## start Task data

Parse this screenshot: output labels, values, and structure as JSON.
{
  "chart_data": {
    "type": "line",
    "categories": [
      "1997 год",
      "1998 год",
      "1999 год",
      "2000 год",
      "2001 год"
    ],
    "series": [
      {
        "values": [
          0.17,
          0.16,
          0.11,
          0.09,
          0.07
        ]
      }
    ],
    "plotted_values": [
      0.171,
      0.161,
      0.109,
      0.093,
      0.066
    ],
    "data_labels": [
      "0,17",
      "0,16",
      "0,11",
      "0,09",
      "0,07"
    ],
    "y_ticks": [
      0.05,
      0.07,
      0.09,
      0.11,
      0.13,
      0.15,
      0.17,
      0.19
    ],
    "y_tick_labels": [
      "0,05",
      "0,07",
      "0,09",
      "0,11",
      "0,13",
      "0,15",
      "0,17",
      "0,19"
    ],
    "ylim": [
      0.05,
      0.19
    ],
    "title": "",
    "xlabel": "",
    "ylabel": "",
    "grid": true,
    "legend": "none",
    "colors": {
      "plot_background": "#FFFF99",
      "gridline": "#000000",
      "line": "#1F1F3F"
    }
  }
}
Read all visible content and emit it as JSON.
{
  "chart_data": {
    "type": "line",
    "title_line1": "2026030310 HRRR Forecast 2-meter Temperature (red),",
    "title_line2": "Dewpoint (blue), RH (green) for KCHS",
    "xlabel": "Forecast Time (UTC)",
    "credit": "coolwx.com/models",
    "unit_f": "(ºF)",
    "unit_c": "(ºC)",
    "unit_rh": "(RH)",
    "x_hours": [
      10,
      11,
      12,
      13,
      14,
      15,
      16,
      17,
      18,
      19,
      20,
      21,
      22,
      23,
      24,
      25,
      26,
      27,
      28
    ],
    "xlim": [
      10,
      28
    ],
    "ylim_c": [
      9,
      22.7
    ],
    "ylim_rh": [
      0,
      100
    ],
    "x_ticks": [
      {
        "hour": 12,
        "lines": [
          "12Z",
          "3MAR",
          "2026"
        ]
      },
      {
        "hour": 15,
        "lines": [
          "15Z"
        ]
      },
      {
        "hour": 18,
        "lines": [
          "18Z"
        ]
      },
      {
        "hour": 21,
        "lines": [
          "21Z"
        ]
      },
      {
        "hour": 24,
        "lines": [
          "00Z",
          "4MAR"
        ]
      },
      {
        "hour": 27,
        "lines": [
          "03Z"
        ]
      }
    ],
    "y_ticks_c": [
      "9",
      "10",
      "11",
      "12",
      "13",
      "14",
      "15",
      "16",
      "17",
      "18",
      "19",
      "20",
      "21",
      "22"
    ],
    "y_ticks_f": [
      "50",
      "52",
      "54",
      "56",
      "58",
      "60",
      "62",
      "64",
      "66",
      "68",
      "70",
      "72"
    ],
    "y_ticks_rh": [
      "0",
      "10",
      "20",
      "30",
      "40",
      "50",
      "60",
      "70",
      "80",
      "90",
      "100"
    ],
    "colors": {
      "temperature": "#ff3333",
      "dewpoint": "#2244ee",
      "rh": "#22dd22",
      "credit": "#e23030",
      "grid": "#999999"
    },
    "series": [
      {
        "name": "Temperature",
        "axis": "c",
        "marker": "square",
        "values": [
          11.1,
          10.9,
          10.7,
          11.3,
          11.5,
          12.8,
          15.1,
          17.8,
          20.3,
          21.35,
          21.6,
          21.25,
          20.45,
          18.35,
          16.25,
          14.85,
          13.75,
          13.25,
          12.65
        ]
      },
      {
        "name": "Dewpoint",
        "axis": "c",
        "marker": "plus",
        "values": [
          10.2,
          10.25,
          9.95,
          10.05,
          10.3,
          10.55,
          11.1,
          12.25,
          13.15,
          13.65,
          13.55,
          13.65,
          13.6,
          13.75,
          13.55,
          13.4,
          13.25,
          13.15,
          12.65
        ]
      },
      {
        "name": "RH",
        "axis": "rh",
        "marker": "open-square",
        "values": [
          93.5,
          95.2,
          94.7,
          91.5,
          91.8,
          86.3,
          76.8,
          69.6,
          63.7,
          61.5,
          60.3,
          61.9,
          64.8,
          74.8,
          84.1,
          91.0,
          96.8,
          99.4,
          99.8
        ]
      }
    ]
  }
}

## end Task data

Written instruction>
Reproduce the complete data exactly as presented above.

Written answer>
Parse this screenshot: output labels, values, and structure as JSON.
{
  "chart_data": {
    "type": "line",
    "categories": [
      "1997 год",
      "1998 год",
      "1999 год",
      "2000 год",
      "2001 год"
    ],
    "series": [
      {
        "values": [
          0.17,
          0.16,
          0.11,
          0.09,
          0.07
        ]
      }
    ],
    "plotted_values": [
      0.171,
      0.161,
      0.109,
      0.093,
      0.066
    ],
    "data_labels": [
      "0,17",
      "0,16",
      "0,11",
      "0,09",
      "0,07"
    ],
    "y_ticks": [
      0.05,
      0.07,
      0.09,
      0.11,
      0.13,
      0.15,
      0.17,
      0.19
    ],
    "y_tick_labels": [
      "0,05",
      "0,07",
      "0,09",
      "0,11",
      "0,13",
      "0,15",
      "0,17",
      "0,19"
    ],
    "ylim": [
      0.05,
      0.19
    ],
    "title": "",
    "xlabel": "",
    "ylabel": "",
    "grid": true,
    "legend": "none",
    "colors": {
      "plot_background": "#FFFF99",
      "gridline": "#000000",
      "line": "#1F1F3F"
    }
  }
}
Read all visible content and emit it as JSON.
{
  "chart_data": {
    "type": "line",
    "title_line1": "2026030310 HRRR Forecast 2-meter Temperature (red),",
    "title_line2": "Dewpoint (blue), RH (green) for KCHS",
    "xlabel": "Forecast Time (UTC)",
    "credit": "coolwx.com/models",
    "unit_f": "(ºF)",
    "unit_c": "(ºC)",
    "unit_rh": "(RH)",
    "x_hours": [
      10,
      11,
      12,
      13,
      14,
      15,
      16,
      17,
      18,
      19,
      20,
      21,
      22,
      23,
      24,
      25,
      26,
      27,
      28
    ],
    "xlim": [
      10,
      28
    ],
    "ylim_c": [
      9,
      22.7
    ],
    "ylim_rh": [
      0,
      100
    ],
    "x_ticks": [
      {
        "hour": 12,
        "lines": [
          "12Z",
          "3MAR",
          "2026"
        ]
      },
      {
        "hour": 15,
        "lines": [
          "15Z"
        ]
      },
      {
        "hour": 18,
        "lines": [
          "18Z"
        ]
      },
      {
        "hour": 21,
        "lines": [
          "21Z"
        ]
      },
      {
        "hour": 24,
        "lines": [
          "00Z",
          "4MAR"
        ]
      },
      {
        "hour": 27,
        "lines": [
          "03Z"
        ]
      }
    ],
    "y_ticks_c": [
      "9",
      "10",
      "11",
      "12",
      "13",
      "14",
      "15",
      "16",
      "17",
      "18",
      "19",
      "20",
      "21",
      "22"
    ],
    "y_ticks_f": [
      "50",
      "52",
      "54",
      "56",
      "58",
      "60",
      "62",
      "64",
      "66",
      "68",
      "70",
      "72"
    ],
    "y_ticks_rh": [
      "0",
      "10",
      "20",
      "30",
      "40",
      "50",
      "60",
      "70",
      "80",
      "90",
      "100"
    ],
    "colors": {
      "temperature": "#ff3333",
      "dewpoint": "#2244ee",
      "rh": "#22dd22",
      "credit": "#e23030",
      "grid": "#999999"
    },
    "series": [
      {
        "name": "Temperature",
        "axis": "c",
        "marker": "square",
        "values": [
          11.1,
          10.9,
          10.7,
          11.3,
          11.5,
          12.8,
          15.1,
          17.8,
          20.3,
          21.35,
          21.6,
          21.25,
          20.45,
          18.35,
          16.25,
          14.85,
          13.75,
          13.25,
          12.65
        ]
      },
      {
        "name": "Dewpoint",
        "axis": "c",
        "marker": "plus",
        "values": [
          10.2,
          10.25,
          9.95,
          10.05,
          10.3,
          10.55,
          11.1,
          12.25,
          13.15,
          13.65,
          13.55,
          13.65,
          13.6,
          13.75,
          13.55,
          13.4,
          13.25,
          13.15,
          12.65
        ]
      },
      {
        "name": "RH",
        "axis": "rh",
        "marker": "open-square",
        "values": [
          93.5,
          95.2,
          94.7,
          91.5,
          91.8,
          86.3,
          76.8,
          69.6,
          63.7,
          61.5,
          60.3,
          61.9,
          64.8,
          74.8,
          84.1,
          91.0,
          96.8,
          99.4,
          99.8
        ]
      }
    ]
  }
}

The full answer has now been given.